> **Data records**:
◆ ◆ ◆ ◆ ◆
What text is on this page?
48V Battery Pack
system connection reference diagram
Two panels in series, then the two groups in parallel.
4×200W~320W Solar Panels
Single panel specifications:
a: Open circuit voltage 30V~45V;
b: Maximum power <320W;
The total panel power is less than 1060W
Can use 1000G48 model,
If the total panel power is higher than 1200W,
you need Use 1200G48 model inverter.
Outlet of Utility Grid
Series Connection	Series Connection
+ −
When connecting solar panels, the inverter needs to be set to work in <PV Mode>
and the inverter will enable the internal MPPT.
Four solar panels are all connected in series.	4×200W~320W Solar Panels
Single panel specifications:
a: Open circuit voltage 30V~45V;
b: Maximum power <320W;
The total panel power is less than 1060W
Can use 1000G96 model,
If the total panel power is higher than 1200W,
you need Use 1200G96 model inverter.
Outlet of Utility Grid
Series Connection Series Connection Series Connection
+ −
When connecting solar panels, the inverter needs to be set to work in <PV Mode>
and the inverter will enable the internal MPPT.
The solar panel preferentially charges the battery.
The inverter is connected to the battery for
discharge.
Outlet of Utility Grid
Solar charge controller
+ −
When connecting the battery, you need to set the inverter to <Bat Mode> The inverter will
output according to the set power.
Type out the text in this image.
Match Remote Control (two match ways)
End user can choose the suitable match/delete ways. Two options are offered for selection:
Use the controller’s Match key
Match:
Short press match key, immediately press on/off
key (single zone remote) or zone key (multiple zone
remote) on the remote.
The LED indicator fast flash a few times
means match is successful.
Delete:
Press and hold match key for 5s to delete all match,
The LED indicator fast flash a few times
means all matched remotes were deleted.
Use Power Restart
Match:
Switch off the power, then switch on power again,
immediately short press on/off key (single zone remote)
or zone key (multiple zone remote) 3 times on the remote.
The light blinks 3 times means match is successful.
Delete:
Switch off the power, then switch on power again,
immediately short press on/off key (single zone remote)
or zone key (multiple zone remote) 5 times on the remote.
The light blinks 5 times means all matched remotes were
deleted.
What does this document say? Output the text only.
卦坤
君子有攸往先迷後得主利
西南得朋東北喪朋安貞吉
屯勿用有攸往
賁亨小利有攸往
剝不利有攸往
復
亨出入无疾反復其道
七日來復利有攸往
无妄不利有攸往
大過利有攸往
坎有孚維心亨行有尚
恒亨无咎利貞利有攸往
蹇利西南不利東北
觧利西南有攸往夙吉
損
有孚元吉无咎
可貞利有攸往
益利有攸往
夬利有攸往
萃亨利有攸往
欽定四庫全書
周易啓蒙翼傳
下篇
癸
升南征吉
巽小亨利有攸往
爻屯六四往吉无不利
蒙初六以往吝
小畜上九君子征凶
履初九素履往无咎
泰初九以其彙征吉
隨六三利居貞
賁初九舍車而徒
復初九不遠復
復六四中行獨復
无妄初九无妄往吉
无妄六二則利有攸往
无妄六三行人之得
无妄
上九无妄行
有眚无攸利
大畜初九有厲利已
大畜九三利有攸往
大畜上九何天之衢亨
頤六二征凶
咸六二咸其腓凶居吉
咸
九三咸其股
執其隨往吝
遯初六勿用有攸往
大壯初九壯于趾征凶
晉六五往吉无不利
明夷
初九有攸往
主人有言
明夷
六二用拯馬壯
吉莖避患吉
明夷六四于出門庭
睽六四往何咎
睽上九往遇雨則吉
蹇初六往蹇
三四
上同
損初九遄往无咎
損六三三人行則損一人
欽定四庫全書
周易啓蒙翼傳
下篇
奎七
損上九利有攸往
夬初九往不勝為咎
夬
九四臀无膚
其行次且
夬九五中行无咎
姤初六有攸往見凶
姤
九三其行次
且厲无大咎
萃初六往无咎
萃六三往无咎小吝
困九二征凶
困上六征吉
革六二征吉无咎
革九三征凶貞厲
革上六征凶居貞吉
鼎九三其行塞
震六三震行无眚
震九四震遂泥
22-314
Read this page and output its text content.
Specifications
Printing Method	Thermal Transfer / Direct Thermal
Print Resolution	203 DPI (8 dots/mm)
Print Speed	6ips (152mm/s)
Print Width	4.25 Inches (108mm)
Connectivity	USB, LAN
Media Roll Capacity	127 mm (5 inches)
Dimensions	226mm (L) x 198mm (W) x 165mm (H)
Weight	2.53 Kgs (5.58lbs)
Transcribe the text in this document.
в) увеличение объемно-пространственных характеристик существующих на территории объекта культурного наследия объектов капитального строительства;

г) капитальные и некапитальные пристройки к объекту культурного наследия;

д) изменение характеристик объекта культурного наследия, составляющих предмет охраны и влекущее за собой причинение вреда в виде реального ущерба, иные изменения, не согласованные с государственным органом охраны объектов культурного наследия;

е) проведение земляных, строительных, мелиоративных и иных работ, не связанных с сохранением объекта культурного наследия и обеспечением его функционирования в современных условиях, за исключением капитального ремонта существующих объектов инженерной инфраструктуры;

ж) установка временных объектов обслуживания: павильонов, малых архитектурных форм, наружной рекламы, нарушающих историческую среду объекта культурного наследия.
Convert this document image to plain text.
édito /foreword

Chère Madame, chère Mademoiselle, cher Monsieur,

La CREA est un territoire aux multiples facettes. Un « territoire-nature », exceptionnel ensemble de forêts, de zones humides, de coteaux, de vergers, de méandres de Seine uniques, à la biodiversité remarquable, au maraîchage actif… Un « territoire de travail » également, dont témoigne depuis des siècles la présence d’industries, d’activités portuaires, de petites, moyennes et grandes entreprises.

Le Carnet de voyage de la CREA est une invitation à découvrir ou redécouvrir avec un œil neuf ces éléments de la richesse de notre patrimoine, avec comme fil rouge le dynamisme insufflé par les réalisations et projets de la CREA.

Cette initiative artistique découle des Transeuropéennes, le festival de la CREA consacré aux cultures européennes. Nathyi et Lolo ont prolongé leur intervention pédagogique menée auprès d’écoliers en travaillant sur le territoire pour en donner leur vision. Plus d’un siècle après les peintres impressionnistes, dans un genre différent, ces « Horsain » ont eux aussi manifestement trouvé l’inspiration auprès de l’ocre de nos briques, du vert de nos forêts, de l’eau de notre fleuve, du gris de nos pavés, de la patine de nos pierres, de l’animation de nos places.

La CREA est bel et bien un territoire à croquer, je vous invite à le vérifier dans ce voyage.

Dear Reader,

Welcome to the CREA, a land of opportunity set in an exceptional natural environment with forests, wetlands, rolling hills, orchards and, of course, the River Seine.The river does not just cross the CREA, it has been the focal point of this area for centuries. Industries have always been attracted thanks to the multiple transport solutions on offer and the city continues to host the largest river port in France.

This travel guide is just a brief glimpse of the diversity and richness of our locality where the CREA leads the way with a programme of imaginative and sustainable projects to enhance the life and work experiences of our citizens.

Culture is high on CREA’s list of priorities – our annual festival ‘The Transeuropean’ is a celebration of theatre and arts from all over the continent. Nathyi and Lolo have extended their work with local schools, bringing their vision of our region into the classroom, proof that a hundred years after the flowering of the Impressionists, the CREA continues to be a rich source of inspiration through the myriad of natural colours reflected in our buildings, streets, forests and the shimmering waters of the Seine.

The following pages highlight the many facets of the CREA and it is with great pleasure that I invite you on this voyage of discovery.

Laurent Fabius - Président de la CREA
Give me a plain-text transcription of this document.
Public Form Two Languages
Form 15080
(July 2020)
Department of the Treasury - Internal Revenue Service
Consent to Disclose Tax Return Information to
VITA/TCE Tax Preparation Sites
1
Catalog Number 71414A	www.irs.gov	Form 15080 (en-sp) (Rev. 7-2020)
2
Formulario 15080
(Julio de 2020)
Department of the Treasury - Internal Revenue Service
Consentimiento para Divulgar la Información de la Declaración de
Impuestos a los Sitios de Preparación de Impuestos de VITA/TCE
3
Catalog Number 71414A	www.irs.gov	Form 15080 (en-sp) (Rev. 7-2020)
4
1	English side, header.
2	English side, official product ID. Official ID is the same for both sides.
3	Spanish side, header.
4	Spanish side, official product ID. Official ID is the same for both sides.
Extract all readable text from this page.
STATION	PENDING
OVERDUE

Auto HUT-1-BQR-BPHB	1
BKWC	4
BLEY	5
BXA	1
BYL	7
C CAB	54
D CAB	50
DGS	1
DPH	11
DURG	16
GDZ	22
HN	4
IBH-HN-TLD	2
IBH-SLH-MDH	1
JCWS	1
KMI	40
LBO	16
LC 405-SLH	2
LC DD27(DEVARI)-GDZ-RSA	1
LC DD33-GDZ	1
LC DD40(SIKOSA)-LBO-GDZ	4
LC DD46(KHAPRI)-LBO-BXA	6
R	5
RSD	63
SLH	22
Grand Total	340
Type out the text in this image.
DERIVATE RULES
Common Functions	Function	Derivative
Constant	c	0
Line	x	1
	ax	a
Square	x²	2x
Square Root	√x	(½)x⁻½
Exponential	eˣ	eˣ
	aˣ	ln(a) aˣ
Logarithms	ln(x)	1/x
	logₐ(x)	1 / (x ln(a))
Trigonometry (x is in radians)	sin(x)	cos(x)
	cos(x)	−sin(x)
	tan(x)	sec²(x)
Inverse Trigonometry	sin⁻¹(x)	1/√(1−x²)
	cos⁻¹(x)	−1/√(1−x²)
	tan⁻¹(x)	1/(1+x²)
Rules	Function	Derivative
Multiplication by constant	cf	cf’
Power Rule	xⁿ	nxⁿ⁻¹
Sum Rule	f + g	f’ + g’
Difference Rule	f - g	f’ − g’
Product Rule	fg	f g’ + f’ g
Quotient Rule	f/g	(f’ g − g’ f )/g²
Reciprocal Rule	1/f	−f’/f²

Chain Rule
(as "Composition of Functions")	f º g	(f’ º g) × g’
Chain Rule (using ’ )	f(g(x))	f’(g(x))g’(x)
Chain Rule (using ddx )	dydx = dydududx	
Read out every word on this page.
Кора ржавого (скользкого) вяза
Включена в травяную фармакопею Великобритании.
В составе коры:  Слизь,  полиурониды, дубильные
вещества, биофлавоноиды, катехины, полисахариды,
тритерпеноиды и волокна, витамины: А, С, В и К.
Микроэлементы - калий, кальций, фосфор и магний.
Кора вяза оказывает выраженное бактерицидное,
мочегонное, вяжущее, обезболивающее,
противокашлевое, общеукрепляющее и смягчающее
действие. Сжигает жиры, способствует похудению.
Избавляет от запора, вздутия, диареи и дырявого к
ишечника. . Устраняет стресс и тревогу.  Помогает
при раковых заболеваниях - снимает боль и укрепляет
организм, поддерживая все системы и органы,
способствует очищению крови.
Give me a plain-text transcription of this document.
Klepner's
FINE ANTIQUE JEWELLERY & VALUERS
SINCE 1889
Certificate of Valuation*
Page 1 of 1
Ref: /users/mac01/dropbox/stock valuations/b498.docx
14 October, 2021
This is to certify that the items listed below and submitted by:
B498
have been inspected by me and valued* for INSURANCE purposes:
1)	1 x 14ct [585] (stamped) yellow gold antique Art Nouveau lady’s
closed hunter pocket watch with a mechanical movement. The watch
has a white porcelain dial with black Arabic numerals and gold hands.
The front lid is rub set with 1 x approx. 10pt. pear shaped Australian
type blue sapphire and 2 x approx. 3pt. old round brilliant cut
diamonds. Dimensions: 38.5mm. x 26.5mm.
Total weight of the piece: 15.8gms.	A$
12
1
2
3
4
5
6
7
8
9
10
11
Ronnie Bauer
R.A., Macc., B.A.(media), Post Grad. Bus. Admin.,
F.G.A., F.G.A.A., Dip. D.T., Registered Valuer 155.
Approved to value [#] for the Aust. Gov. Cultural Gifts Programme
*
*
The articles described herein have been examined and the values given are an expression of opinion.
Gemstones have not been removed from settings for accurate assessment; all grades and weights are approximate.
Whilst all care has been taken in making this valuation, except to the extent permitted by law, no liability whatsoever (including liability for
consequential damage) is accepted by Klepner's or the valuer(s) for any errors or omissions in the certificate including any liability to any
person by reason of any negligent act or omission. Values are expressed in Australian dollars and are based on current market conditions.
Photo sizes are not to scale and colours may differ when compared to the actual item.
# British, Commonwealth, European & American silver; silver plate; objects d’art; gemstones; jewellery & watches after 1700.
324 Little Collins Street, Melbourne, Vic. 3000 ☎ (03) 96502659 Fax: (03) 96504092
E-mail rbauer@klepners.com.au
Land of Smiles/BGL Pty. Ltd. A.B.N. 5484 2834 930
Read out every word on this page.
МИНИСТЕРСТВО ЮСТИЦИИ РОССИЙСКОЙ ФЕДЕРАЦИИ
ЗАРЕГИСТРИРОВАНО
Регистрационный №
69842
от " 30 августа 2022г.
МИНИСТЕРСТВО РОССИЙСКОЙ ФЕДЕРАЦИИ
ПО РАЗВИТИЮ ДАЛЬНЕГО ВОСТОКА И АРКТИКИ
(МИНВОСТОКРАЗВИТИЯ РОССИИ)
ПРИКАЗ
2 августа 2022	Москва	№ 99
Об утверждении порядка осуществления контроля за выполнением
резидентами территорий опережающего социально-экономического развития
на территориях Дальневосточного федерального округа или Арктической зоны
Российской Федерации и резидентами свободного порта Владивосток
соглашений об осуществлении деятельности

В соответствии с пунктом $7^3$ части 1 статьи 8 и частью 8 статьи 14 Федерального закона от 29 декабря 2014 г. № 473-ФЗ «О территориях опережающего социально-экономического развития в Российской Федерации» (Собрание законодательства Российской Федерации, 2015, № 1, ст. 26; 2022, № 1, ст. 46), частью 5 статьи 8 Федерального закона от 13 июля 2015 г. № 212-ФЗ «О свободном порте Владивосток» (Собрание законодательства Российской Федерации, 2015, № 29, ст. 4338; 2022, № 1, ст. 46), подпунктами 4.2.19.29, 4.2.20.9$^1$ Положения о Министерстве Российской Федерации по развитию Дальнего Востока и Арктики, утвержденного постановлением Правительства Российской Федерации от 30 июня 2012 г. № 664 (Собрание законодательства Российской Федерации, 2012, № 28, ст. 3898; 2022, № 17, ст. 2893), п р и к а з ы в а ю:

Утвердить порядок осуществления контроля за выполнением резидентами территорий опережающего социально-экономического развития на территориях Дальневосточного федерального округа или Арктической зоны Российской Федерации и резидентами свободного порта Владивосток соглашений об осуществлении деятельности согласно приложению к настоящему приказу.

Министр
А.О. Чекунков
◆ ◆ ◆ ◆ ◆
> **Requirements**: How many lines of the listing include the string "festival"? Answer with the number alone.

> **Task answer**: 2